▶ [Records to process]:
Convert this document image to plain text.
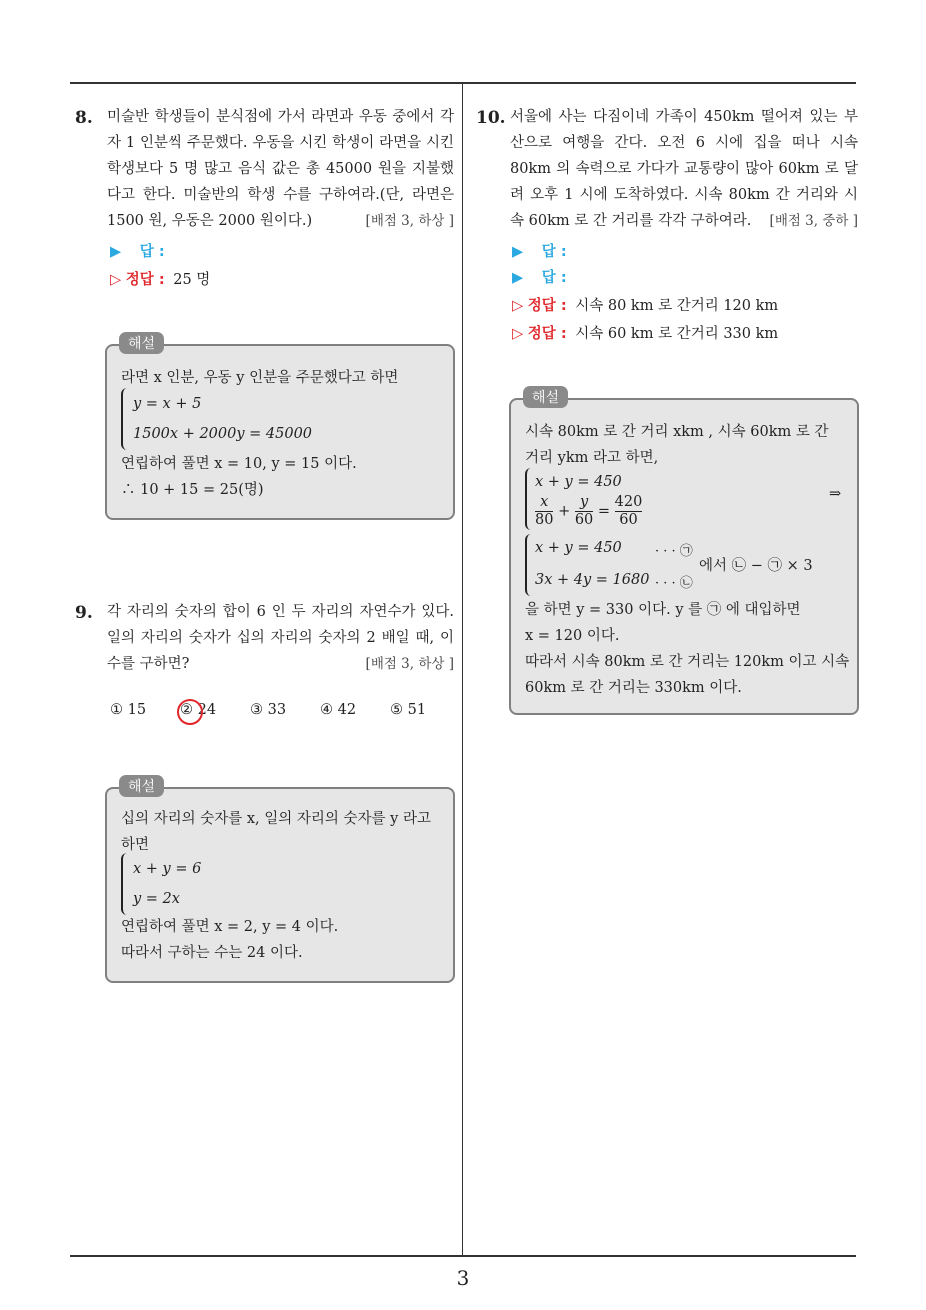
3
8. 미술반 학생들이 분식점에 가서 라면과 우동 중에서 각자 1 인분씩 주문했다. 우동을 시킨 학생이 라면을 시킨 학생보다 5 명 많고 음식 값은 총 45000 원을 지불했다고 한다. 미술반의 학생 수를 구하여라.(단, 라면은 1500 원, 우동은 2000 원이다.)	[배점 3, 하상 ]
▶ 답 :
▷ 정답 : 25 명
해설
라면 x 인분, 우동 y 인분을 주문했다고 하면
y = x + 5
1500x + 2000y = 45000
연립하여 풀면 x = 10, y = 15 이다.
∴ 10 + 15 = 25(명)
9. 각 자리의 숫자의 합이 6 인 두 자리의 자연수가 있다. 일의 자리의 숫자가 십의 자리의 숫자의 2 배일 때, 이 수를 구하면?	[배점 3, 하상 ]
① 15 ② 24 ③ 33 ④ 42 ⑤ 51
해설
십의 자리의 숫자를 x, 일의 자리의 숫자를 y 라고
하면
x + y = 6
y = 2x
연립하여 풀면 x = 2, y = 4 이다.
따라서 구하는 수는 24 이다.
10. 서울에 사는 다짐이네 가족이 450km 떨어져 있는 부산으로 여행을 간다. 오전 6 시에 집을 떠나 시속 80km 의 속력으로 가다가 교통량이 많아 60km 로 달려 오후 1 시에 도착하였다. 시속 80km 간 거리와 시속 60km 로 간 거리를 각각 구하여라. [배점 3, 중하 ]
▶ 답 :
▶ 답 :
▷ 정답 : 시속 80 km 로 간거리 120 km
▷ 정답 : 시속 60 km 로 간거리 330 km
해설
시속 80km 로 간 거리 xkm , 시속 60km 로 간
거리 ykm 라고 하면,
x + y = 450
$\frac{x}{80} + \frac{y}{60} = \frac{420}{60}$	⇒
x + y = 450	· · · ㉠
3x + 4y = 1680 · · · ㉡
에서 ㉡ − ㉠ × 3
을 하면 y = 330 이다. y 를 ㉠ 에 대입하면
x = 120 이다.
따라서 시속 80km 로 간 거리는 120km 이고 시속
60km 로 간 거리는 330km 이다.
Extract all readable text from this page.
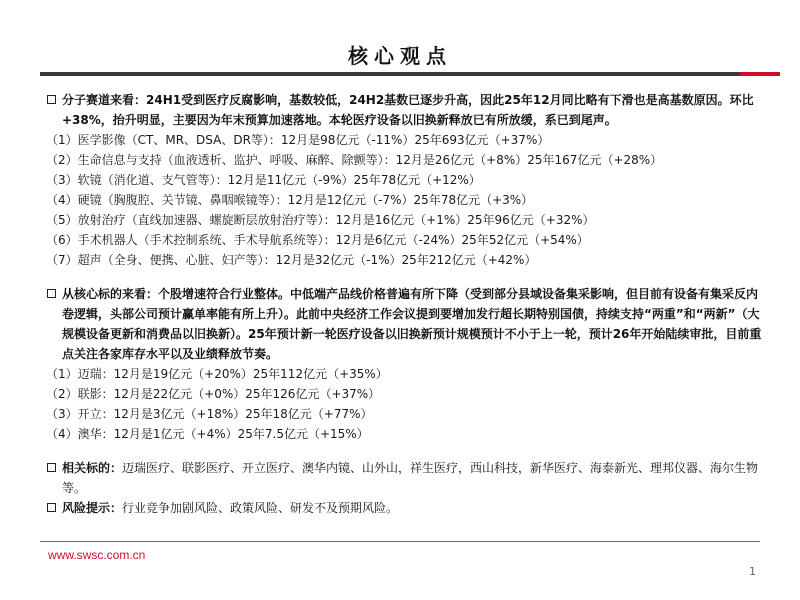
核心观点
分子赛道来看：24H1受到医疗反腐影响，基数较低，24H2基数已逐步升高，因此25年12月同比略有下滑也是高基数原因。环比+38%，抬升明显，主要因为年末预算加速落地。本轮医疗设备以旧换新释放已有所放缓，系已到尾声。
（1）医学影像（CT、MR、DSA、DR等）：12月是98亿元（-11%）25年693亿元（+37%）
（2）生命信息与支持（血液透析、监护、呼吸、麻醉、除颤等）：12月是26亿元（+8%）25年167亿元（+28%）
（3）软镜（消化道、支气管等）：12月是11亿元（-9%）25年78亿元（+12%）
（4）硬镜（胸腹腔、关节镜、鼻咽喉镜等）：12月是12亿元（-7%）25年78亿元（+3%）
（5）放射治疗（直线加速器、螺旋断层放射治疗等）：12月是16亿元（+1%）25年96亿元（+32%）
（6）手术机器人（手术控制系统、手术导航系统等）：12月是6亿元（-24%）25年52亿元（+54%）
（7）超声（全身、便携、心脏、妇产等）：12月是32亿元（-1%）25年212亿元（+42%）
从核心标的来看：个股增速符合行业整体。中低端产品线价格普遍有所下降（受到部分县域设备集采影响，但目前有设备有集采反内卷逻辑，头部公司预计赢单率能有所上升）。此前中央经济工作会议提到要增加发行超长期特别国债，持续支持“两重”和“两新”（大规模设备更新和消费品以旧换新）。25年预计新一轮医疗设备以旧换新预计规模预计不小于上一轮，预计26年开始陆续审批，目前重点关注各家库存水平以及业绩释放节奏。
（1）迈瑞：12月是19亿元（+20%）25年112亿元（+35%）
（2）联影：12月是22亿元（+0%）25年126亿元（+37%）
（3）开立：12月是3亿元（+18%）25年18亿元（+77%）
（4）澳华：12月是1亿元（+4%）25年7.5亿元（+15%）
相关标的：迈瑞医疗、联影医疗、开立医疗、澳华内镜、山外山，祥生医疗，西山科技，新华医疗、海泰新光、理邦仪器、海尔生物等。
风险提示：行业竞争加剧风险、政策风险、研发不及预期风险。
www.swsc.com.cn
1
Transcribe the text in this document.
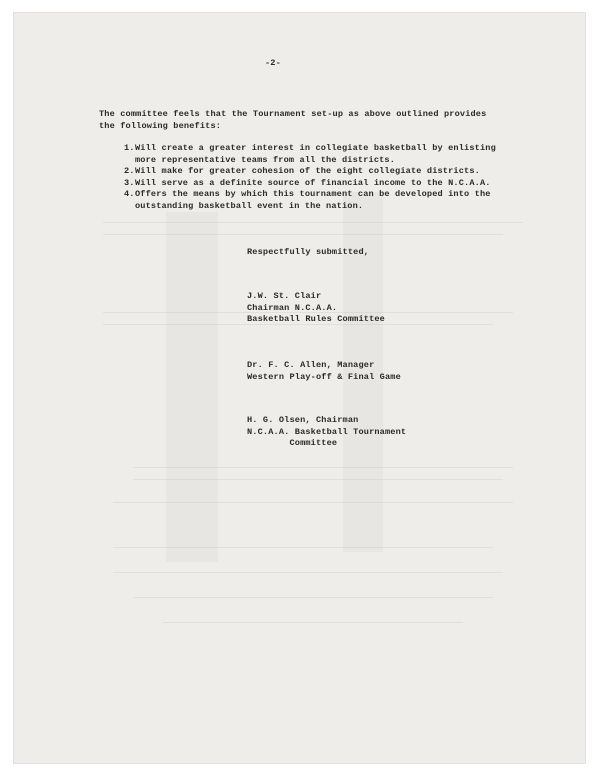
-2-
The committee feels that the Tournament set-up as above outlined provides
the following benefits:
1. Will create a greater interest in collegiate basketball by enlisting
more representative teams from all the districts.
2. Will make for greater cohesion of the eight collegiate districts.
3. Will serve as a definite source of financial income to the N.C.A.A.
4. Offers the means by which this tournament can be developed into the
outstanding basketball event in the nation.
Respectfully submitted,
J.W. St. Clair
Chairman N.C.A.A.
Basketball Rules Committee
Dr. F. C. Allen, Manager
Western Play-off & Final Game
H. G. Olsen, Chairman
N.C.A.A. Basketball Tournament
Committee
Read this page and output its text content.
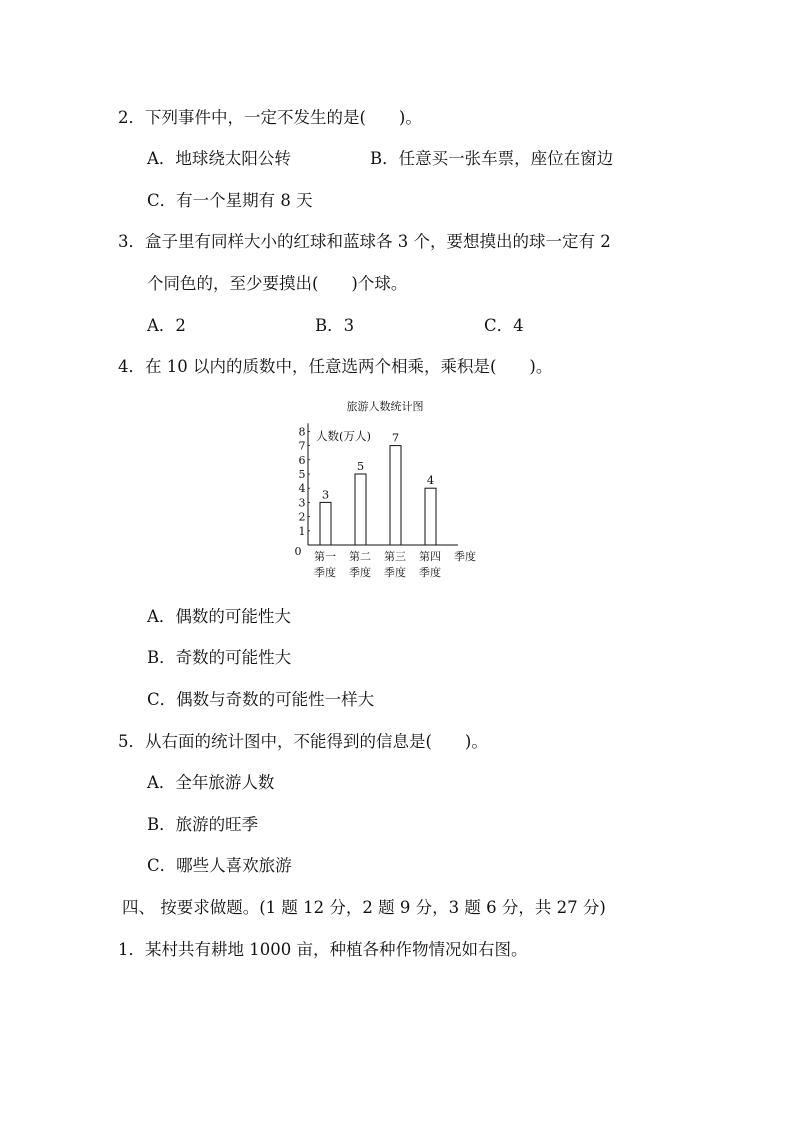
2．下列事件中，一定不发生的是(　　)。
A．地球绕太阳公转	B．任意买一张车票，座位在窗边
C．有一个星期有 8 天
3．盒子里有同样大小的红球和蓝球各 3 个，要想摸出的球一定有 2
个同色的，至少要摸出(　　)个球。
A．2	B．3	C．4
4．在 10 以内的质数中，任意选两个相乘，乘积是(　　)。
旅游人数统计图
0
1
2
3
4
5
6
7
8 人数(万人)
3
第一
季度
5
第二
季度
7
第三
季度
4
第四
季度
季度
A．偶数的可能性大
B．奇数的可能性大
C．偶数与奇数的可能性一样大
5．从右面的统计图中，不能得到的信息是(　　)。
A．全年旅游人数
B．旅游的旺季
C．哪些人喜欢旅游
四、 按要求做题。(1 题 12 分，2 题 9 分，3 题 6 分，共 27 分)
1．某村共有耕地 1000 亩，种植各种作物情况如右图。
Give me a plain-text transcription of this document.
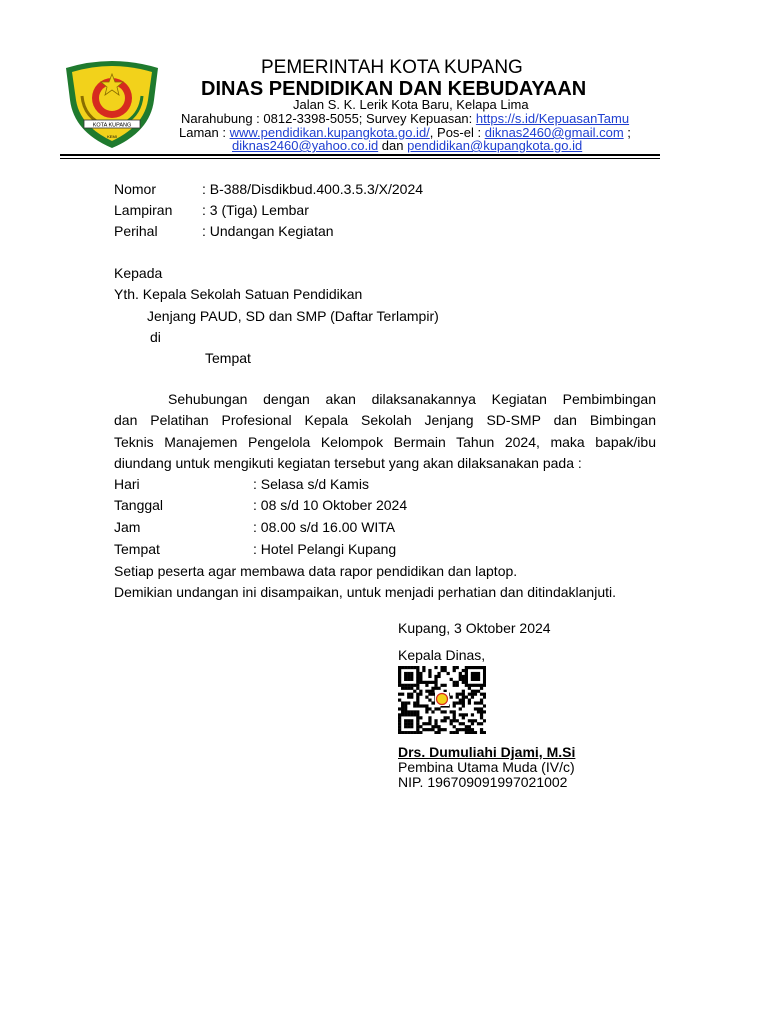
KOTA KUPANG
KEMI
PEMERINTAH KOTA KUPANG
DINAS PENDIDIKAN DAN KEBUDAYAAN
Jalan S. K. Lerik Kota Baru, Kelapa Lima
Narahubung : 0812-3398-5055; Survey Kepuasan: https://s.id/KepuasanTamu
Laman : www.pendidikan.kupangkota.go.id/, Pos-el : diknas2460@gmail.com ;
diknas2460@yahoo.co.id dan pendidikan@kupangkota.go.id
Nomor	: B-388/Disdikbud.400.3.5.3/X/2024
Lampiran : 3 (Tiga) Lembar
Perihal	: Undangan Kegiatan
Kepada
Yth. Kepala Sekolah Satuan Pendidikan
Jenjang PAUD, SD dan SMP (Daftar Terlampir)
di
Tempat
Sehubungan dengan akan dilaksanakannya Kegiatan Pembimbingan
dan Pelatihan Profesional Kepala Sekolah Jenjang SD-SMP dan Bimbingan
Teknis Manajemen Pengelola Kelompok Bermain Tahun 2024, maka bapak/ibu
diundang untuk mengikuti kegiatan tersebut yang akan dilaksanakan pada :
Hari	: Selasa s/d Kamis
Tanggal	: 08 s/d 10 Oktober 2024
Jam	: 08.00 s/d 16.00 WITA
Tempat	: Hotel Pelangi Kupang
Setiap peserta agar membawa data rapor pendidikan dan laptop.
Demikian undangan ini disampaikan, untuk menjadi perhatian dan ditindaklanjuti.
Kupang, 3 Oktober 2024
Kepala Dinas,
Drs. Dumuliahi Djami, M.Si
Pembina Utama Muda (IV/c)
NIP. 196709091997021002
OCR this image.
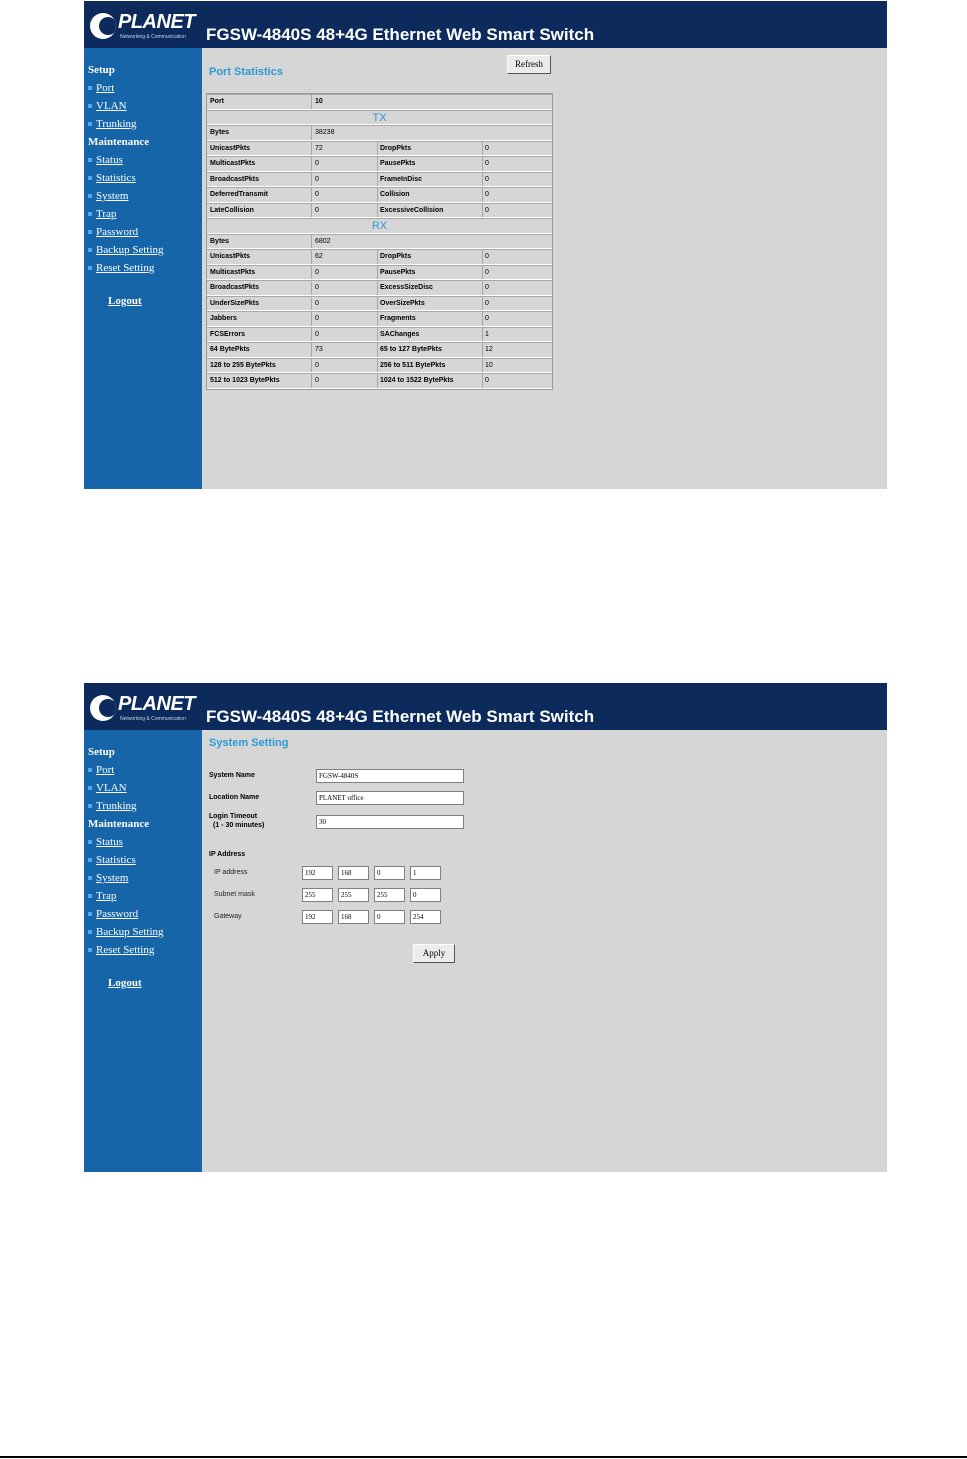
PLANET
Networking & Communication FGSW-4840S 48+4G Ethernet Web Smart Switch
Setup
Port
VLAN
Trunking
Maintenance
Status
Statistics
System
Trap
Password
Backup Setting
Reset Setting
Logout
Port Statistics
Refresh
Port	10
TX
Bytes	38238
UnicastPkts	72	DropPkts	0
MulticastPkts	0	PausePkts	0
BroadcastPkts	0	FrameInDisc	0
DeferredTransmit	0	Collision	0
LateCollision	0	ExcessiveCollision	0
RX
Bytes	6802
UnicastPkts	62	DropPkts	0
MulticastPkts	0	PausePkts	0
BroadcastPkts	0	ExcessSizeDisc	0
UnderSizePkts	0	OverSizePkts	0
Jabbers	0	Fragments	0
FCSErrors	0	SAChanges	1
64 BytePkts	73	65 to 127 BytePkts	12
128 to 255 BytePkts	0	256 to 511 BytePkts	10
512 to 1023 BytePkts	0	1024 to 1522 BytePkts	0
PLANET
Networking & Communication FGSW-4840S 48+4G Ethernet Web Smart Switch
Setup
Port
VLAN
Trunking
Maintenance
Status
Statistics
System
Trap
Password
Backup Setting
Reset Setting
Logout
System Setting
System Name
FGSW-4840S
Location Name
PLANET office
Login Timeout
(1 - 30 minutes)
30
IP Address
IP address
192
168
0
1
Subnet mask
255
255
255
0
Gateway
192
168
0
254
Apply
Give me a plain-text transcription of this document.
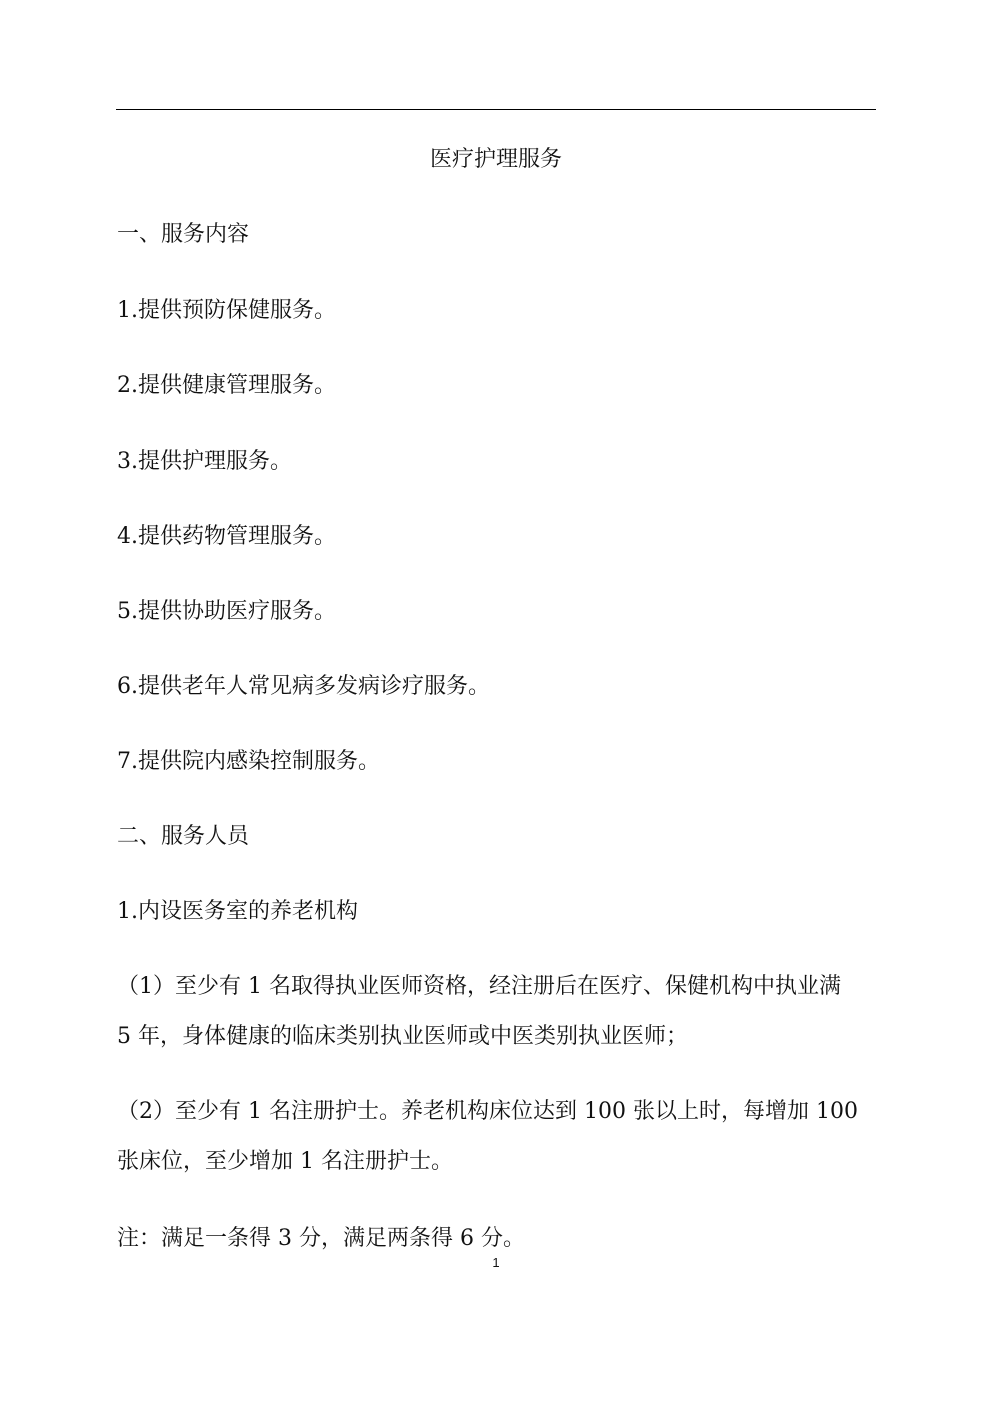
医疗护理服务
一、服务内容
1.提供预防保健服务。
2.提供健康管理服务。
3.提供护理服务。
4.提供药物管理服务。
5.提供协助医疗服务。
6.提供老年人常见病多发病诊疗服务。
7.提供院内感染控制服务。
二、服务人员
1.内设医务室的养老机构
（1）至少有 1 名取得执业医师资格，经注册后在医疗、保健机构中执业满
5 年，身体健康的临床类别执业医师或中医类别执业医师；
（2）至少有 1 名注册护士。养老机构床位达到 100 张以上时，每增加 100
张床位，至少增加 1 名注册护士。
注：满足一条得 3 分，满足两条得 6 分。
1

▶ [What the task asks]: Track down every line holding the string "akan" and copy it.

▶ [Result of the exercise]:
Sehubungan dengan akan dilaksanakannya Kegiatan Pembimbingan
diundang untuk mengikuti kegiatan tersebut yang akan dilaksanakan pada :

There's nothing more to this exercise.